Provided entries

--- begin ---

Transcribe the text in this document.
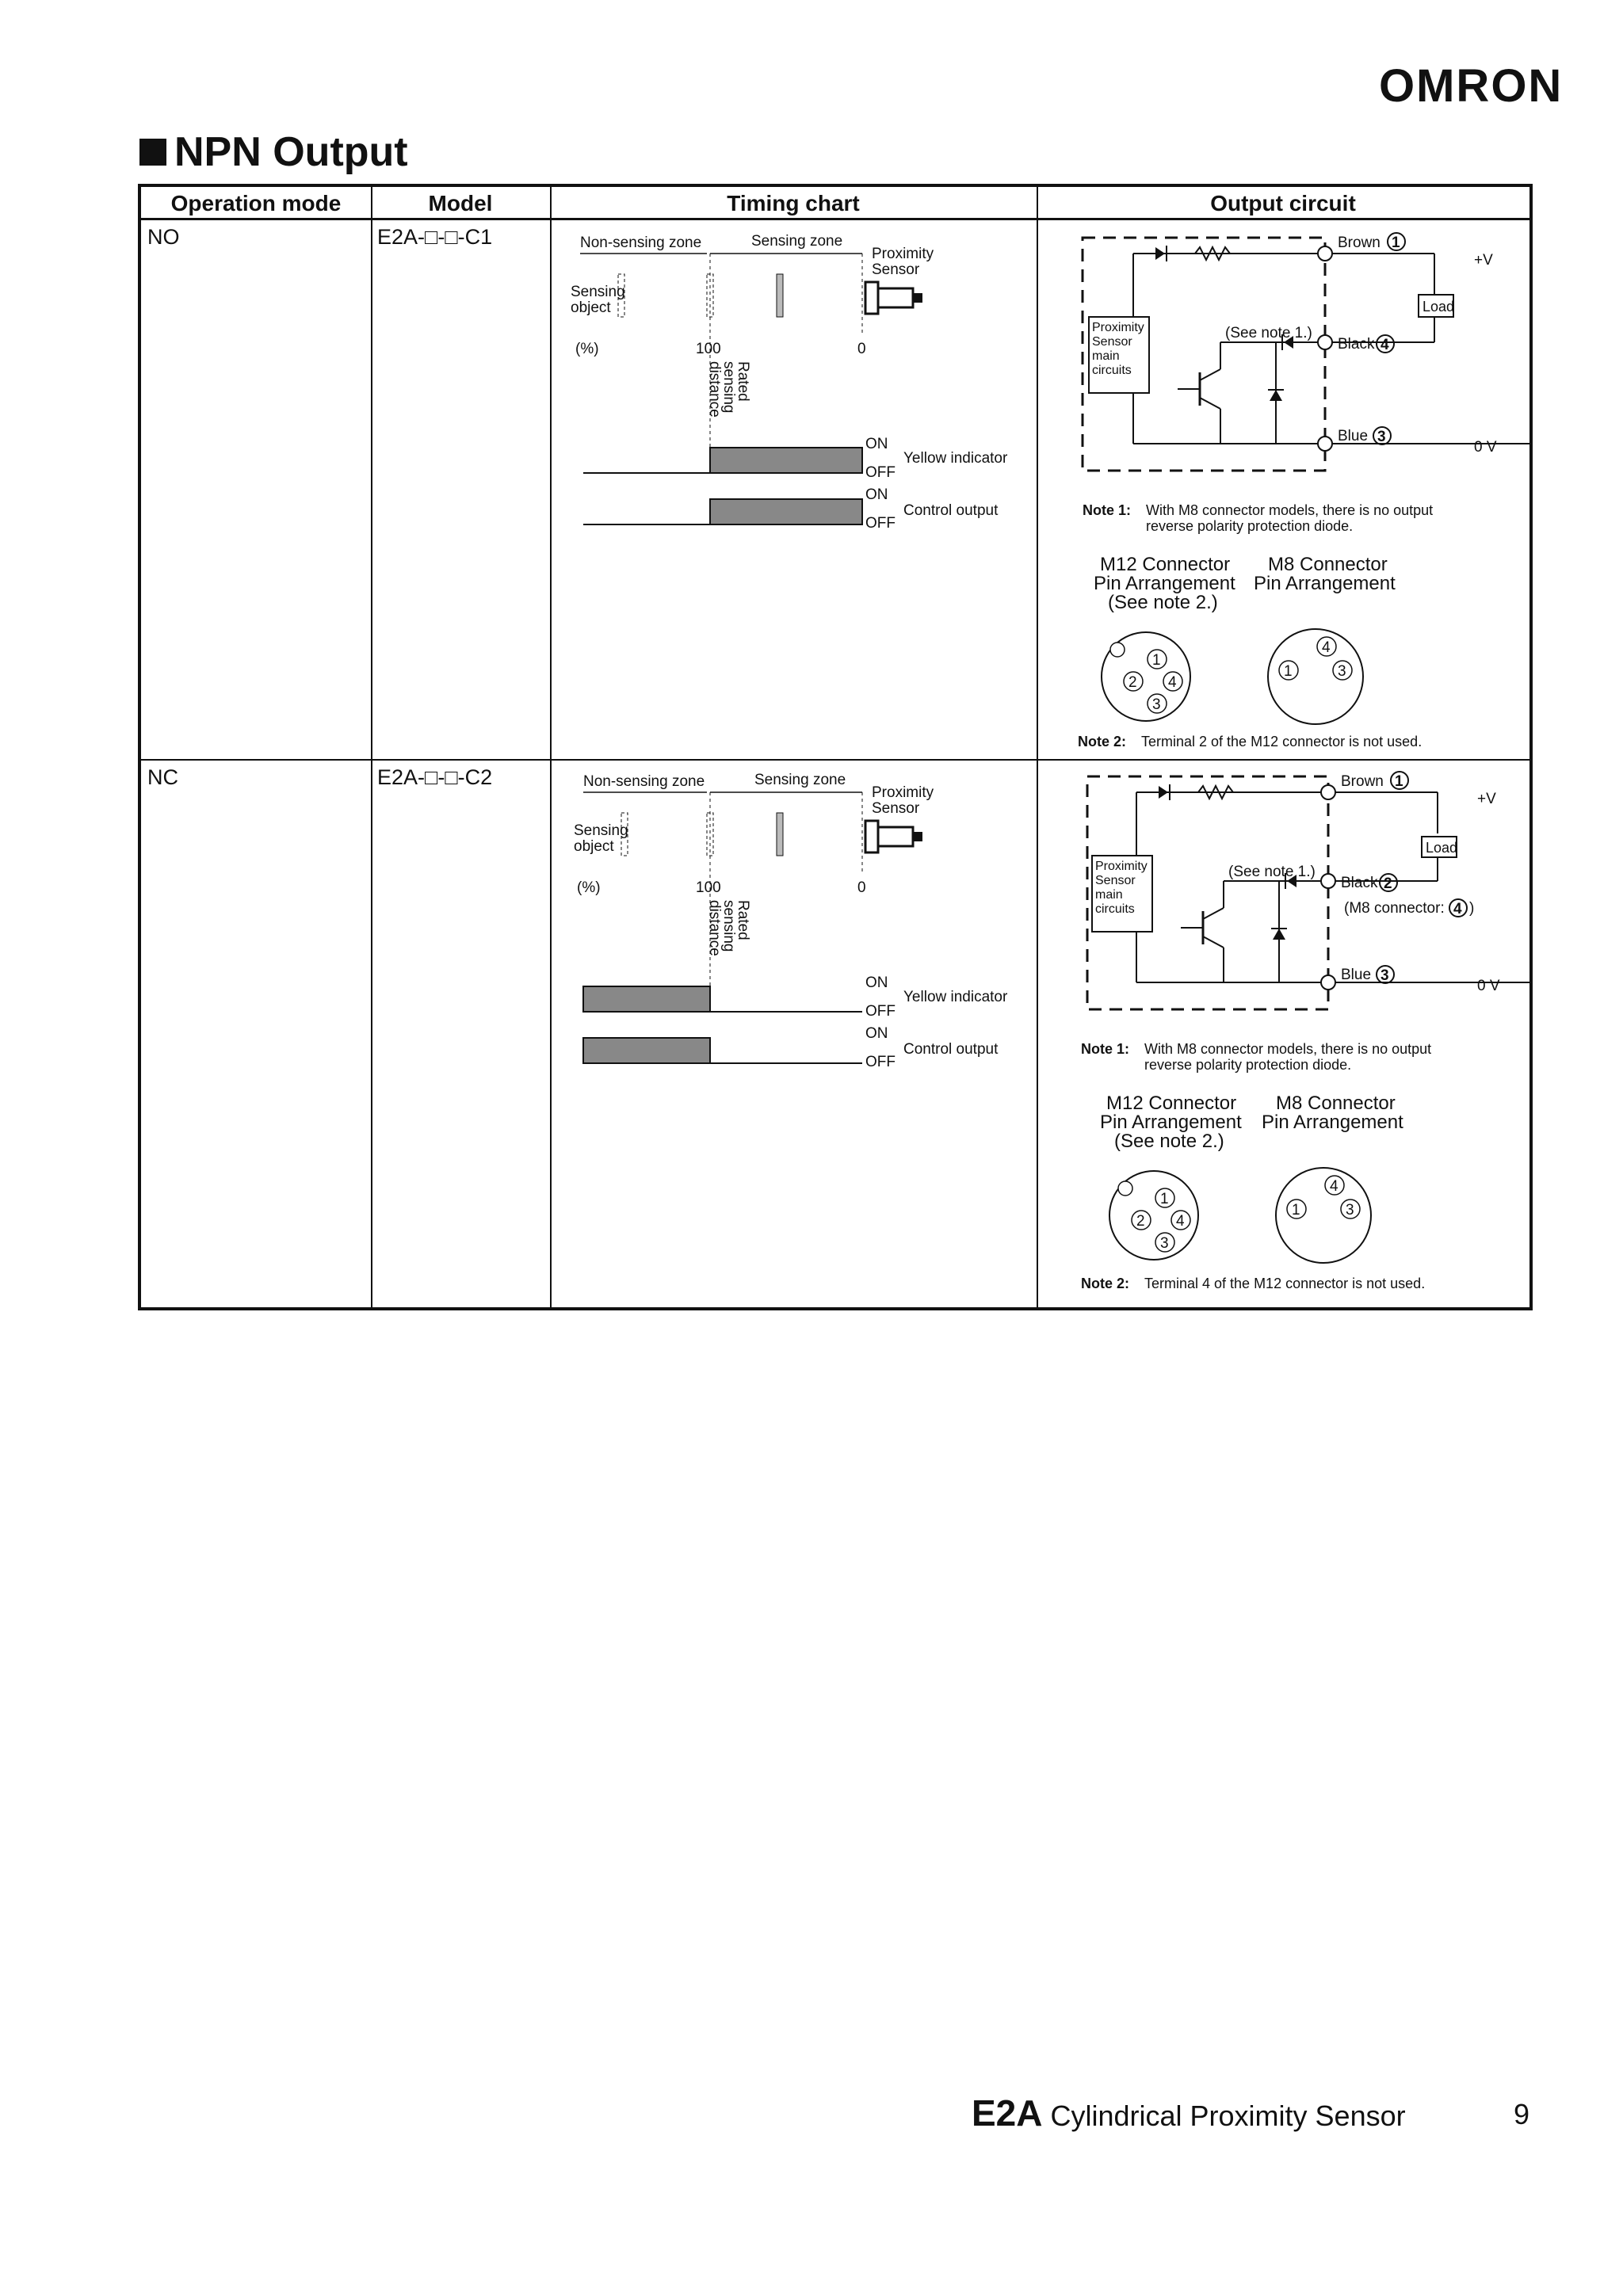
OMRON
NPN Output
Operation mode	Model	Timing chart	Output circuit
NO	E2A-□-□-C1
NC	E2A-□-□-C2
Non-sensing zone	Sensing zone
Proximity
Sensor
Sensing
object
(%)	100	0
Rated
sensing
distance
ON
OFF
Yellow indicator
ON
OFF
Control output
Non-sensing zone	Sensing zone
Proximity
Sensor
Sensing
object
(%)	100	0
Rated
sensing
distance
ON
OFF
Yellow indicator
ON
OFF
Control output
Proximity
Sensor
main
circuits
(See note 1.)
Brown 1
+V
Load
Black 4
Blue 3
0 V
Note 1: With M8 connector models, there is no output
reverse polarity protection diode.
M12 Connector
Pin Arrangement
(See note 2.)
M8 Connector
Pin Arrangement
1
2 4
3
4
1	3
Note 2: Terminal 2 of the M12 connector is not used.
Proximity
Sensor
main
circuits
(See note 1.)
Brown 1
+V
Load
Black 2
(M8 connector: 4 )
Blue 3
0 V
Note 1: With M8 connector models, there is no output
reverse polarity protection diode.
M12 Connector
Pin Arrangement
(See note 2.)
M8 Connector
Pin Arrangement
1
2 4
3
4
1	3
Note 2: Terminal 4 of the M12 connector is not used.
E2A Cylindrical Proximity Sensor	9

--- end ---

Short task
Without the pictures, retype the whole of the material above exactly.

Task response
Transcribe the text in this document.
OMRON
NPN Output
Operation mode	Model	Timing chart	Output circuit
NO	E2A-□-□-C1
NC	E2A-□-□-C2
Non-sensing zone	Sensing zone
Proximity
Sensor
Sensing
object
(%)	100	0
Rated
sensing
distance
ON
OFF
Yellow indicator
ON
OFF
Control output
Non-sensing zone	Sensing zone
Proximity
Sensor
Sensing
object
(%)	100	0
Rated
sensing
distance
ON
OFF
Yellow indicator
ON
OFF
Control output
Proximity
Sensor
main
circuits
(See note 1.)
Brown 1
+V
Load
Black 4
Blue 3
0 V
Note 1: With M8 connector models, there is no output
reverse polarity protection diode.
M12 Connector
Pin Arrangement
(See note 2.)
M8 Connector
Pin Arrangement
1
2 4
3
4
1	3
Note 2: Terminal 2 of the M12 connector is not used.
Proximity
Sensor
main
circuits
(See note 1.)
Brown 1
+V
Load
Black 2
(M8 connector: 4 )
Blue 3
0 V
Note 1: With M8 connector models, there is no output
reverse polarity protection diode.
M12 Connector
Pin Arrangement
(See note 2.)
M8 Connector
Pin Arrangement
1
2 4
3
4
1	3
Note 2: Terminal 4 of the M12 connector is not used.
E2A Cylindrical Proximity Sensor	9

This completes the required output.